[begin Passage given]

His beginnings were precocious. After a nongenre story – "Telephone Call" for Seventeen in 1957 – he published his first and by many still most-loved novel, A Fine and Private Place (1960), before he was 21. In its grave and controlled polish, it does not seem the work of a young man. Though the tale's warm intricacies – and Beagle's occasional flights of sentimentality – tend to obscure the fact, A Fine and Private Place is a Supernatural Fiction in chamber-opera form, whose small cast of sharply realized characters play out their destinies within a narrow compass, without any genuine exit available into a fantasy Healing: their coming to terms with life and death is, in the end, this-worldly. In a Bronx graveyard lives Jonathan Rebeck, a recluse from life's challenges who is kept alive, in part, by a talking raven, and who has survived here for almost two decades (there is an echo of this in Anne Rice's Interview with the Vampire [1976], whose Lestat dwells long years hidden in a cemetery). He is surrounded by Ghosts of those buried there, who seem to remain sentient – after the manner of the dead in the style of classic Posthumous Fantasy – until they have come to terms with the true shapes of the lives they had in the flesh. Rebeck, a live companion and two ghosts all duly discover that the stories they've been telling themselves about themselves are more or less false, and that they must live (or die) the true story; the novel closes with the two ghosts lying embraced in a single grave, while the two live characters go off to have breakfast. The influence of Robert Nathan upon this novel has been acknowledged by Beagle, who has said it is "a direct descendant" of Nathan's One More Spring (1933).

[end Passage given]

Problem A:
Return the dataset rows unchanged, from the first row through the row containing "tab-amqp-credentials[interactable]: AMQP Credentials", inclusive.

[begin Extracted information]

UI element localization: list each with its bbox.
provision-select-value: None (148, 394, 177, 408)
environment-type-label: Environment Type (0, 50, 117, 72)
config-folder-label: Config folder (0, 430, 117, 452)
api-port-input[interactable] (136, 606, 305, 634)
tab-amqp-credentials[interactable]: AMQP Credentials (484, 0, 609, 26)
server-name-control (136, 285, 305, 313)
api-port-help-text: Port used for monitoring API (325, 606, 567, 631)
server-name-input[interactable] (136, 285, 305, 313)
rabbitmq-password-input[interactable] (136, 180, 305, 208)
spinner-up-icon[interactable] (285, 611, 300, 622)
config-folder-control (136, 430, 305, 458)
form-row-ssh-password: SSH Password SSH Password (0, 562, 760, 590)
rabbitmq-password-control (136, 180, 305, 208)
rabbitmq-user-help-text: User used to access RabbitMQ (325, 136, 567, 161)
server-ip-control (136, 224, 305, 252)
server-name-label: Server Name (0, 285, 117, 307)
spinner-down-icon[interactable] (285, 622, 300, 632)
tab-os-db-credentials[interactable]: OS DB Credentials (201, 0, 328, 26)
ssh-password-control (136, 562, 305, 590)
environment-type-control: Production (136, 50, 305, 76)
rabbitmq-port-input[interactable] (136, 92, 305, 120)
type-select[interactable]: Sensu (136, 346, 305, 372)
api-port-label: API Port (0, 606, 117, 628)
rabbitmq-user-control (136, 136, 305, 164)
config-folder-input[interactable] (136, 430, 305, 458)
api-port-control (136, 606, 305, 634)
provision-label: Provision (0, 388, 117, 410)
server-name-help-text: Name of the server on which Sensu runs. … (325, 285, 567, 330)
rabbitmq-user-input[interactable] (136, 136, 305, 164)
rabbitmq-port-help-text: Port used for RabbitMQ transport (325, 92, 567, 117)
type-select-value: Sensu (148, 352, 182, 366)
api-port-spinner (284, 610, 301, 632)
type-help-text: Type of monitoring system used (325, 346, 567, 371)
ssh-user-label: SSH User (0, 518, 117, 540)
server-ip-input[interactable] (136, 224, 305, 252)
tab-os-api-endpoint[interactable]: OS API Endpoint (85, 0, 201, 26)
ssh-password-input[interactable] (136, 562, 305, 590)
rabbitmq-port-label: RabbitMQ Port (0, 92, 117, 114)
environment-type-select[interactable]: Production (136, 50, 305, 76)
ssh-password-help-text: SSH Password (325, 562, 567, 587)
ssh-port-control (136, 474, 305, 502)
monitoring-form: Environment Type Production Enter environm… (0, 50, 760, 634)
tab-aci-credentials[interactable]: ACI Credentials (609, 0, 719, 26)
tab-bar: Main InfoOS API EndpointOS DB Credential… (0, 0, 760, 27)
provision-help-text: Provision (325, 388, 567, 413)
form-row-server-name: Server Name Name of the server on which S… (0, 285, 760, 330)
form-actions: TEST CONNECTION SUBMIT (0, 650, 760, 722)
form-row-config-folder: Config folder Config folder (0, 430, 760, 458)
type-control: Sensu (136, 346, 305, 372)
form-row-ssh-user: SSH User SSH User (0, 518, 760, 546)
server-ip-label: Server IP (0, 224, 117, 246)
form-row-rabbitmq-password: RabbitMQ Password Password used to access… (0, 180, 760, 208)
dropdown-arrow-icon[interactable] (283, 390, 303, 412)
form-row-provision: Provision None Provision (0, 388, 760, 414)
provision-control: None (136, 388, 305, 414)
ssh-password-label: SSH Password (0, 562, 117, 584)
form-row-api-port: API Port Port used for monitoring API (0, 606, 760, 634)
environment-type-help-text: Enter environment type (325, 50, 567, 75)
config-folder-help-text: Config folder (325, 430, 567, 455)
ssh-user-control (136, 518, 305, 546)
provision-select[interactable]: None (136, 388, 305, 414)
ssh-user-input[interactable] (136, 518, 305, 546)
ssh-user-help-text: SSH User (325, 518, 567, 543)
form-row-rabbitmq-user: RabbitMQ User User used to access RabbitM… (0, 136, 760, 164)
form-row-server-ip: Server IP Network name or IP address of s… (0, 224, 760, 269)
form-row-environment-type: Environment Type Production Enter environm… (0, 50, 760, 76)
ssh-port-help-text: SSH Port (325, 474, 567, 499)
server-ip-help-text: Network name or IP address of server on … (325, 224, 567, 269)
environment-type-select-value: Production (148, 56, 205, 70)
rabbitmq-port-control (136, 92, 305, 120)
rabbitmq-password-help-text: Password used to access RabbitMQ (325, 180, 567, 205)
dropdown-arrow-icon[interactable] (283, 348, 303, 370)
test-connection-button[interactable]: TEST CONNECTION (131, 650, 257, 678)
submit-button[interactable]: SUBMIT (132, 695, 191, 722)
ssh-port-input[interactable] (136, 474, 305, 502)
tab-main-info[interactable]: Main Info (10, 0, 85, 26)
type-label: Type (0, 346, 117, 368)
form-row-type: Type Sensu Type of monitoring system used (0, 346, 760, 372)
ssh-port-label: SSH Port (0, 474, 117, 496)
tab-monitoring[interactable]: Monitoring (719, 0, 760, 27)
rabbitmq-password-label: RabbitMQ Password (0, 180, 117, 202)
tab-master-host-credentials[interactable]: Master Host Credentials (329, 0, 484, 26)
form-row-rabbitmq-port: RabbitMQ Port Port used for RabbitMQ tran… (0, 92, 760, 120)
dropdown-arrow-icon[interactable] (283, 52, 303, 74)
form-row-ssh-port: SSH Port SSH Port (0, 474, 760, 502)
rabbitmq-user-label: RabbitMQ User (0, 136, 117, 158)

[end Extracted information]

Problem B:
Translate this sentence from the passage about A Fine and Private Place into Spanish: "The influence of Robert Nathan upon this novel has been acknowledged by Beagle, who has said it is "a direct descendant" of Nathan's One More Spring (1933)."

Complete output A:
UI element localization: list each with its bbox.
provision-select-value: None (148, 394, 177, 408)
environment-type-label: Environment Type (0, 50, 117, 72)
config-folder-label: Config folder (0, 430, 117, 452)
api-port-input[interactable] (136, 606, 305, 634)
tab-amqp-credentials[interactable]: AMQP Credentials (484, 0, 609, 26)

Complete output B:
La influencia de Robert Nathan en esta novela ha sido reconocida por Beagle, quien ha dicho que es "un descendiente directo" de One More Spring (1933), de Nathan.